### Written instruction
Resume the biography of Jiro Onuma below, writing on from its last sentence; the rows that follow it are not part of that text.

Jiro Onuma

Name Jiro Onuma
Born February 2 1904
Died June 27 1990
Birth Location Kanegasaki, Iwate Prefecture, Japan
Generational Identifier

Issei

Jiro Onuma (1904-90) was a gay Japanese American born on February 2, 1904, in Kanegasaki, Iwate Prefecture, Japan. In 1923, he immigrated to the United States and spent most of his adult life in the San Francisco Bay Area. His collection of personal materials, held at the Gay, Lesbian, Bisexual, Transgender Historical Society archive, is one of their few archival collections documenting the lives of LGBTQ Japanese Americans. It consists of photographs, personal documents, and an assortment of male homoerotic ephemera. It also contains rare photographs of adult gay Issei taken in the American concentration camps.

Jiro Onuma and Same-Sex Intimacy among Japanese Americans

The scarcity of wartime accounts of Japanese American same-sex intimacy and sexuality may be related to the unusual organization of the incarceration camps. Unlike most prison facilities that are gender segregated, the American concentration camps organized inmates by family unit, housing up to six family members in a single horse stall or barrack space. Silence around same-sex relationships may also relate to internal pressure within Japanese American communities to assimilate by conforming to American norms of heterosexuality. [1] During World War II, this pressure to conform was heightened especially among some Nisei men, who sought to prove their masculinity and loyal citizenship by disavowing homosexuality or enlisting in the highly decorated 442nd Japanese American combat team. [2]

Onuma was 19 years old when he and his father boarded the Shinyo Maru steamship in Yokohama headed for San Francisco in 1923. His father, Kogoro Onuma, was already working for a laundry in Coalinga, California, and he returned to Japan to accompany his son's journey. Within six months of Jiro Onuma's arrival, the possibility that the rest of his family might move to California was denied by the passage of US federal law prohibiting Japanese immigration.

By 1932, Onuma was working in the present-day Tenderloin district of San Francisco as a laundry machine presser for Mercury Laundry and Cleaners, where he and a dozen other Nikkei laundrymen also rented rooms. During the prewar era, Onuma took numerous photographs with his Japanese American male friends and lovers dressed up for professional portraits at the Moriyama Studio in Japantown or posed casually together in and around San Francisco.

Onuma was an avid collector of homoerotic male physical culture ephemera and magazines. He owned a postcard displaying a matador with a bronze erect penis that could be detached and used as a necktie clip. Onuma was especially fond of Earle Liederman, a professional body builder who promised to make his clients muscular in twelve weeks through his mail-order correspondence school. [3] Onuma collected scores of Liederman keepsakes and put together an intimate photo album devoted exclusively to his beloved muscular icon.

### Dataset content

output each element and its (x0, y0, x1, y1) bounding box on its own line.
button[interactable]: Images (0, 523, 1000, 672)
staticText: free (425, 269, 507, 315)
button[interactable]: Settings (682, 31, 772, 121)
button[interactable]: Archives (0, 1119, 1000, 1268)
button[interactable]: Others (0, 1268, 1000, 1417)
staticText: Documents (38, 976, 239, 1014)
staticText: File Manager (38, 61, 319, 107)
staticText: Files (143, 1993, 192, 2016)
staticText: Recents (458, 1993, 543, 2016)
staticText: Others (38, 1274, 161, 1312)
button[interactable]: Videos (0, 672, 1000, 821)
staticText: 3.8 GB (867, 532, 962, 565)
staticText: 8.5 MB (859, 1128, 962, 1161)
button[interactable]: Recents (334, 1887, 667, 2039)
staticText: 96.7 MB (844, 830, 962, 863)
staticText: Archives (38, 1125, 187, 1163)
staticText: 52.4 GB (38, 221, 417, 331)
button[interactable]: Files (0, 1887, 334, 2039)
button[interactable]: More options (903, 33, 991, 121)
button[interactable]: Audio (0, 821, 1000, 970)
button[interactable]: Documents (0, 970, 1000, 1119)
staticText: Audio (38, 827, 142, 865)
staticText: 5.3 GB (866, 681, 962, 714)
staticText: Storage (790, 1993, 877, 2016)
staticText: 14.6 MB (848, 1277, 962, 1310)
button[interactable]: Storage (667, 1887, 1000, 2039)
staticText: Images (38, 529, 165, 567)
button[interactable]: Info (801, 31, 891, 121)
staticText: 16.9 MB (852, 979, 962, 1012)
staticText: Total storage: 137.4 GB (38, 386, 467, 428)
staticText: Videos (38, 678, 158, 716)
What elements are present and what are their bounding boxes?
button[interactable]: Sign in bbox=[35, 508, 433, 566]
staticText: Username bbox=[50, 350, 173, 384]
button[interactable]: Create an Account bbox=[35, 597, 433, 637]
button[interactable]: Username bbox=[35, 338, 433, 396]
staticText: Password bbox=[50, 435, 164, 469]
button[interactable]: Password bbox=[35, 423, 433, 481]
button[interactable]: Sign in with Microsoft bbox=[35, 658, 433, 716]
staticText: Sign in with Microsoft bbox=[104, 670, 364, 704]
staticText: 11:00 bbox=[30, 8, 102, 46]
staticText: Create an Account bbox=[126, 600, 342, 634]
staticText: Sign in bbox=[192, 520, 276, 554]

### Output for this task
World War II Incarceration

In 1942, Onuma spent five months confined in San Bruno, California, at the Tanforan Assembly Center , where U.S. authorities imprisoned nearly 8,000 Japanese Americans inside a racetrack complex hastily converted to house inmates in whitewashed horse stables, converted grandstands, and quickly constructed barracks in the infield area. According to Onuma's WRA case file, Tanforan authorities did not even issue Onuma a cot and straw tick mattress to sleep on until twenty-five days after his arrival. [4]

On September 11, 1942, the federal government transported Onuma to Topaz concentration camp in central Utah. [5] As a 38-year old single bachelor, Onuma could have been housed in the bachelor's quarters. However, he was placed in Block 3, Barrack 5, Unit B, with Topaz baseball star Masao Akagaki and his mother Fuku Nishi. Akagaki's father had been arrested by the Justice Department in 1942 and held in custody in Santa Fe until his entire family was confined in the Alien Enemy Detention Center Facility in Crystal City, Texas.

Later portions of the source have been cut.